WHAT IS EXPECTED
Check each line of the material below, and copy it if it holds the string "phase".

Figure record listings
┌──

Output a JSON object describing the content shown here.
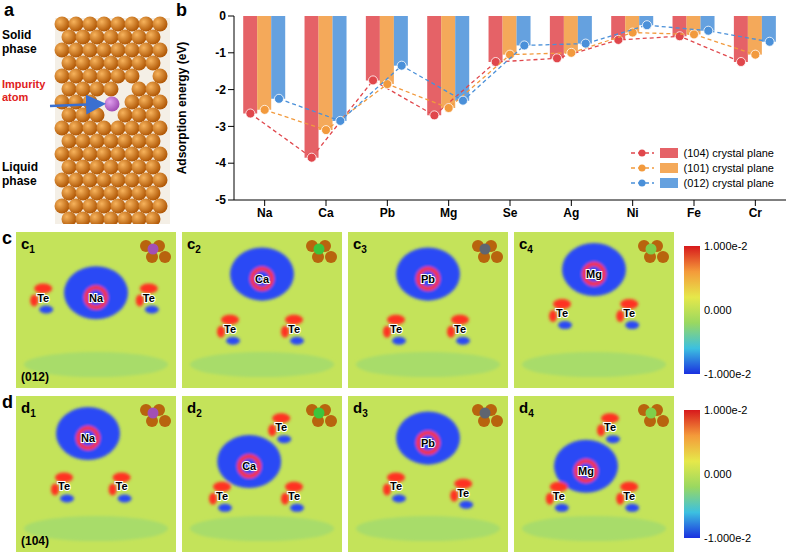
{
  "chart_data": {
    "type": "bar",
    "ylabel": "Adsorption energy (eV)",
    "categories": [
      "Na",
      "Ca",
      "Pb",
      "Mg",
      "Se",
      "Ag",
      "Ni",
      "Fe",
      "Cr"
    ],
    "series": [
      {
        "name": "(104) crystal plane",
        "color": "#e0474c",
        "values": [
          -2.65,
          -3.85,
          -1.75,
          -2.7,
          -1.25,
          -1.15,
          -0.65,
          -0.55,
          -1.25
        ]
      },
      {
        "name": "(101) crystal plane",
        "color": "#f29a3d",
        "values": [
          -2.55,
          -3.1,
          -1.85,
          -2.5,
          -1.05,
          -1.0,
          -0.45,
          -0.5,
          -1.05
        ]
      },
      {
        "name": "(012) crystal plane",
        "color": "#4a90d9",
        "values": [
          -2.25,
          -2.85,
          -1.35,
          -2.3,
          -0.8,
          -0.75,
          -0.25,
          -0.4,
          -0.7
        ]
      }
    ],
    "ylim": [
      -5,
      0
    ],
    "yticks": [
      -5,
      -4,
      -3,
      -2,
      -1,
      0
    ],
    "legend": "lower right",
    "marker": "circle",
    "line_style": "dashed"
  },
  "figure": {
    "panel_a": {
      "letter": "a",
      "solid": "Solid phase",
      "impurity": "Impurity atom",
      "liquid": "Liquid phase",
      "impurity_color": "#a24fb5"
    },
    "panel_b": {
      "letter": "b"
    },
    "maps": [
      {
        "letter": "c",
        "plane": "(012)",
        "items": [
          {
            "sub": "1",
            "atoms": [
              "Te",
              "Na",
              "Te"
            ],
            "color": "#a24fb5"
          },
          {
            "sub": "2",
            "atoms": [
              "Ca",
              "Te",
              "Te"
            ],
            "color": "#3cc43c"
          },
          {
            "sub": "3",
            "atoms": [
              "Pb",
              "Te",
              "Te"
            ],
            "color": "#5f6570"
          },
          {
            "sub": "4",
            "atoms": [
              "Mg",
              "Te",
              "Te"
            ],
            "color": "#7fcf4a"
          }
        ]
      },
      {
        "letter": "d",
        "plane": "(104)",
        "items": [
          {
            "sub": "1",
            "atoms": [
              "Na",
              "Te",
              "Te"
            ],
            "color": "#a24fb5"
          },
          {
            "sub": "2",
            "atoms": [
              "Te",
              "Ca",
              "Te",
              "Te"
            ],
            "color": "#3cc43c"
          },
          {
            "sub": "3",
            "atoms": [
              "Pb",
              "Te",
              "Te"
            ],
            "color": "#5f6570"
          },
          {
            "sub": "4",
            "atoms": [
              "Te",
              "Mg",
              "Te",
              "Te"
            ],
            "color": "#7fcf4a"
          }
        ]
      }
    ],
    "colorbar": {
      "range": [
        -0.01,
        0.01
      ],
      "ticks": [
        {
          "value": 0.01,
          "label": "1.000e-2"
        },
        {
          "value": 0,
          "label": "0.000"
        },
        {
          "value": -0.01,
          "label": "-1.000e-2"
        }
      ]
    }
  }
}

└──
┌──

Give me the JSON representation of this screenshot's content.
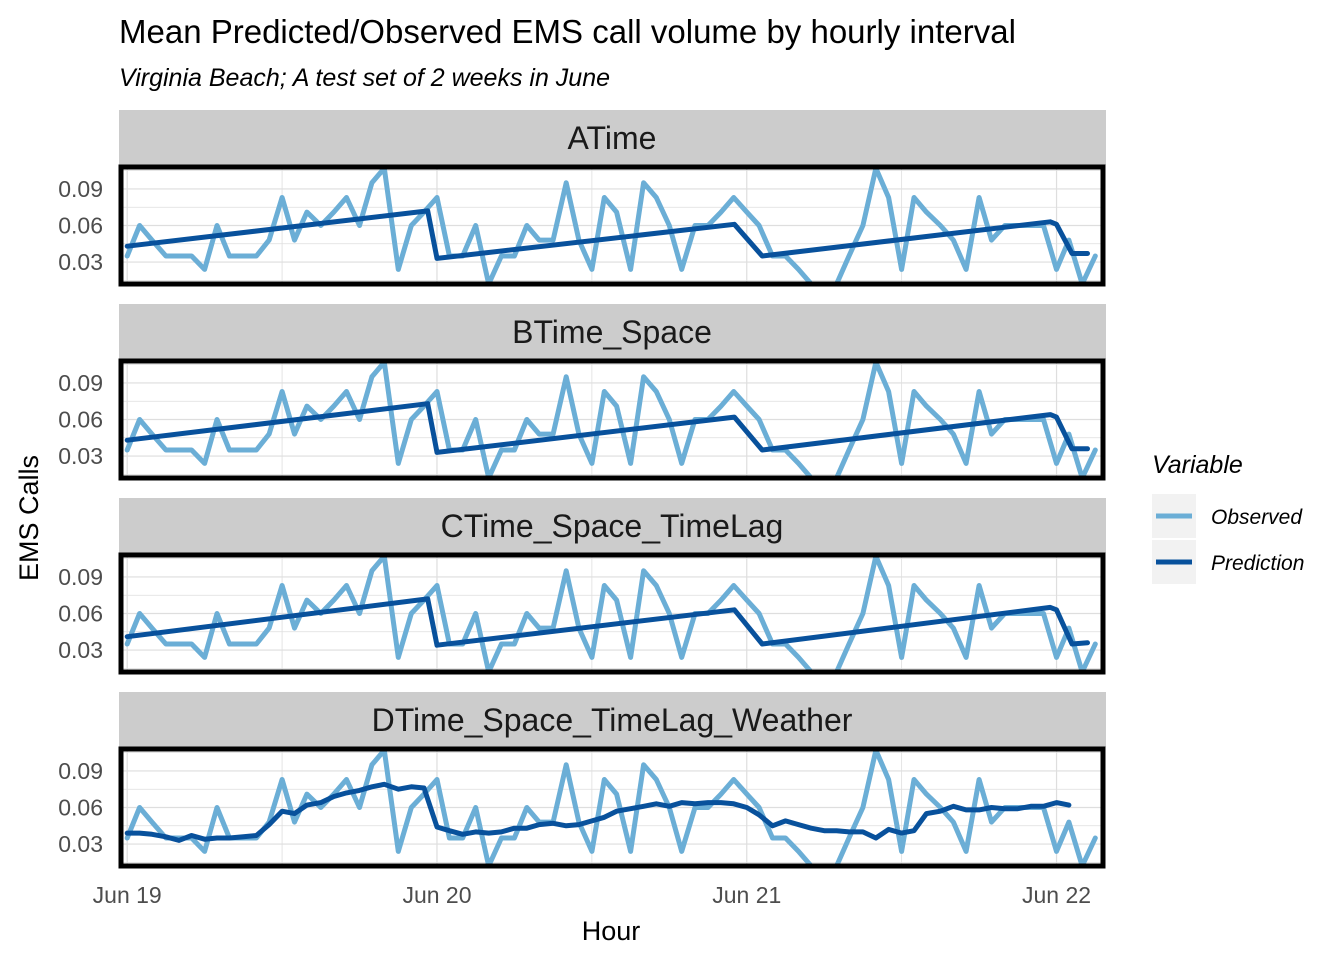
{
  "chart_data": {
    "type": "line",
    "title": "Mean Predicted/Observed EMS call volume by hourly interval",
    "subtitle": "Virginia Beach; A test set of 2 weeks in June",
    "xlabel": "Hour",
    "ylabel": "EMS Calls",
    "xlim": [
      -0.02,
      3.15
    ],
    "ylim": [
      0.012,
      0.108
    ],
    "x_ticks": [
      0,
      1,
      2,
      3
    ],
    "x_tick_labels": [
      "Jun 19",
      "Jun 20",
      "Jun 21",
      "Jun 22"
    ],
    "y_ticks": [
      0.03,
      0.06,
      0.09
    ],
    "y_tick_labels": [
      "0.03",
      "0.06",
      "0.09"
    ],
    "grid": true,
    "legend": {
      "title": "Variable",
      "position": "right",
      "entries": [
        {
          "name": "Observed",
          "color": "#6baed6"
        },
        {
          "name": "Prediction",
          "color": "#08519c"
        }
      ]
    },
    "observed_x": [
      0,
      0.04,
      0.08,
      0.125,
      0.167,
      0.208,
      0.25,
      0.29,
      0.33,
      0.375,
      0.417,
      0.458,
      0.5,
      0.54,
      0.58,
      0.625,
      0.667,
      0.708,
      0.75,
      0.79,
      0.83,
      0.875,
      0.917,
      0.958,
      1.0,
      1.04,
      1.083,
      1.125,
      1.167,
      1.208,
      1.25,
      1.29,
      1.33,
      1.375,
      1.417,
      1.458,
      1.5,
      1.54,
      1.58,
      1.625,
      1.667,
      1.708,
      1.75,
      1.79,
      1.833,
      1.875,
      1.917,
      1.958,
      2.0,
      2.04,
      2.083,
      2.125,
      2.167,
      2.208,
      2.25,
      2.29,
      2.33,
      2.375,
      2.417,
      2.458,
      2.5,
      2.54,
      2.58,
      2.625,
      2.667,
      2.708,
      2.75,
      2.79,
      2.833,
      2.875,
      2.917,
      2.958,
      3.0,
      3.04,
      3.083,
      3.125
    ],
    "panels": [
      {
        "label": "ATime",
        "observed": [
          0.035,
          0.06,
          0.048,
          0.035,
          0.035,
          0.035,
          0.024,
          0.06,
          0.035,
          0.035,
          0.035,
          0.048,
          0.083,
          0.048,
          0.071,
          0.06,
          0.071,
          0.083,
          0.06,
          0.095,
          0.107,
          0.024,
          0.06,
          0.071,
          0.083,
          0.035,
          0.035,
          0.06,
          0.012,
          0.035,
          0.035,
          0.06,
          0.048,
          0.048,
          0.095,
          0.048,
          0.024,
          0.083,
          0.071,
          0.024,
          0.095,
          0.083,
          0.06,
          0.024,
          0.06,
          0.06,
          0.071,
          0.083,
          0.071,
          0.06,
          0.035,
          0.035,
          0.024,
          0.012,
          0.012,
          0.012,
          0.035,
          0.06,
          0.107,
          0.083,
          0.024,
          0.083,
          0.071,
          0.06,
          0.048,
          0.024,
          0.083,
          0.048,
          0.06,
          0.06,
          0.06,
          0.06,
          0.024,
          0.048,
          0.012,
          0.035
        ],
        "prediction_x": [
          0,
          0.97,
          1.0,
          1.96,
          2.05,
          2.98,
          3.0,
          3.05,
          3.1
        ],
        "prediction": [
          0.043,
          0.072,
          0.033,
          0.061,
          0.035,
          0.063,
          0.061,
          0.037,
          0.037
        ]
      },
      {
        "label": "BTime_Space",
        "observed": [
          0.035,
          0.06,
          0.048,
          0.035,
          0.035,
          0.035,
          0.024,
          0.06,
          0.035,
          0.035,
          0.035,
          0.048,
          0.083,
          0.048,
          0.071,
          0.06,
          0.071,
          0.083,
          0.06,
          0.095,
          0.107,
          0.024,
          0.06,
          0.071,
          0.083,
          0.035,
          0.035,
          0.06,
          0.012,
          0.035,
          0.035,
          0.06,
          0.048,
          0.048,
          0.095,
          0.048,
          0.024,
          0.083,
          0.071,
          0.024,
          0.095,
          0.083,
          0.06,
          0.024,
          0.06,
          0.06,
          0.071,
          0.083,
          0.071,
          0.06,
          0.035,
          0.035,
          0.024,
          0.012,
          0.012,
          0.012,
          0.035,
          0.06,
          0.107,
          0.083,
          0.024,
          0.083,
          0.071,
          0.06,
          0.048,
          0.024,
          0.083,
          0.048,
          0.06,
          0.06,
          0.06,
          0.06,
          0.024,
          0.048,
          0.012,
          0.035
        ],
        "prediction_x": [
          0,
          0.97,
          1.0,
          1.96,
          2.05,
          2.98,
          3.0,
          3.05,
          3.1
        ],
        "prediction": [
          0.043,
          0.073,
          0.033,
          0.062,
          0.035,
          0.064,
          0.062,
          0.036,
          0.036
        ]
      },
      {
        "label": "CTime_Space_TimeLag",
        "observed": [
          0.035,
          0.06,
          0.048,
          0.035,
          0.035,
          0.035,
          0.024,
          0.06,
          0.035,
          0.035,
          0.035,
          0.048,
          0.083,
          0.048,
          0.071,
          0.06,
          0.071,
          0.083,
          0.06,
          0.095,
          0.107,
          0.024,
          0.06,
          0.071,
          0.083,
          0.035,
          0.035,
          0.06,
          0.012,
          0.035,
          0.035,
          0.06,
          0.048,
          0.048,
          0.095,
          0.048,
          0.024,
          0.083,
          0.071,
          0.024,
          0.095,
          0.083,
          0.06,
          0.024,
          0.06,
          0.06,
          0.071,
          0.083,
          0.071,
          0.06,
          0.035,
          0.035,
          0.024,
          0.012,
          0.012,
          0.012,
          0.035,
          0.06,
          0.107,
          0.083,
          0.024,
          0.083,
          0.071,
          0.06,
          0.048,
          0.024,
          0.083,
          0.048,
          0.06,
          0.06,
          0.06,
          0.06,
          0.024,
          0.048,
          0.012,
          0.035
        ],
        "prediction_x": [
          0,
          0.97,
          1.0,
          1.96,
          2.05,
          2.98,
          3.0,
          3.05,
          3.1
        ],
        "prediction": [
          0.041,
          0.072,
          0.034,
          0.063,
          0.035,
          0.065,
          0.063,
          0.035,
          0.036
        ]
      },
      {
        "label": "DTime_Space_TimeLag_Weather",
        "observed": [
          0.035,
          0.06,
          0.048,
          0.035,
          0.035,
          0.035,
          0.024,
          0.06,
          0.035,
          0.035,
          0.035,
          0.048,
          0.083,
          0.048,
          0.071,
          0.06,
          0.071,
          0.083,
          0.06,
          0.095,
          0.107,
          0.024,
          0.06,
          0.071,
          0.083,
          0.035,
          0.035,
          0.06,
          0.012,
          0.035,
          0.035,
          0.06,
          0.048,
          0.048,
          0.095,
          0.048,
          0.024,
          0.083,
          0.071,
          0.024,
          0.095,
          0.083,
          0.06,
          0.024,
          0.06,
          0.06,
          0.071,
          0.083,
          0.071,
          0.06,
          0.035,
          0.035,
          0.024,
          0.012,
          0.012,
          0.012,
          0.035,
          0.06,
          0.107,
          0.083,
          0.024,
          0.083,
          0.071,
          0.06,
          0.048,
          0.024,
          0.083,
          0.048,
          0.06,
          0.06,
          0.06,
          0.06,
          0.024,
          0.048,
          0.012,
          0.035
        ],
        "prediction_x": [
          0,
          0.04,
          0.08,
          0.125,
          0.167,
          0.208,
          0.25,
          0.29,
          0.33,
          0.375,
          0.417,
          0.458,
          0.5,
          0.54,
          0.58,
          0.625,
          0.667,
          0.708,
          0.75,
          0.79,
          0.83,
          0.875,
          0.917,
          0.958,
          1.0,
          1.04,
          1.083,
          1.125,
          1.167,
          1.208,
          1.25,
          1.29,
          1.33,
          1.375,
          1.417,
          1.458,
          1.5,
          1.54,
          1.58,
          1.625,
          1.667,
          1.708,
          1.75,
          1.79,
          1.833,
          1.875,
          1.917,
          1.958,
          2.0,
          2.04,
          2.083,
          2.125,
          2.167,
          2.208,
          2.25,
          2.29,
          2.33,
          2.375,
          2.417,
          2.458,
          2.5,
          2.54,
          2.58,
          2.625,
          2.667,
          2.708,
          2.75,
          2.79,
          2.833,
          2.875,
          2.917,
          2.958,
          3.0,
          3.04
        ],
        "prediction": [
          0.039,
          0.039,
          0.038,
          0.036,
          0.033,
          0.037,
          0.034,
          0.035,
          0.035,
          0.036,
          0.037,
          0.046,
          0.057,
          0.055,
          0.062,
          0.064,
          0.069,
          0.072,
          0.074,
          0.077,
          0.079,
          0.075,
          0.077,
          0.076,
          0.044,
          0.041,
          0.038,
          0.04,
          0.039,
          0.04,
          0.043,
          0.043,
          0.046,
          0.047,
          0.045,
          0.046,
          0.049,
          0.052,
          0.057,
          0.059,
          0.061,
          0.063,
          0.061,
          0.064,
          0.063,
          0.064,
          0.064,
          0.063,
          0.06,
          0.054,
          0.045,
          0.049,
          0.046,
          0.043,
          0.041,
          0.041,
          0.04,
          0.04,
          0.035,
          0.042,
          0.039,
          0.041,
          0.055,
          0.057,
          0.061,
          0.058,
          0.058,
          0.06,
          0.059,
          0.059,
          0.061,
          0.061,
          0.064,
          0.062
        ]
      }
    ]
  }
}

└──

PROBLEM SOLUTION
      "solid": "Solid phase",
      "liquid": "Liquid phase",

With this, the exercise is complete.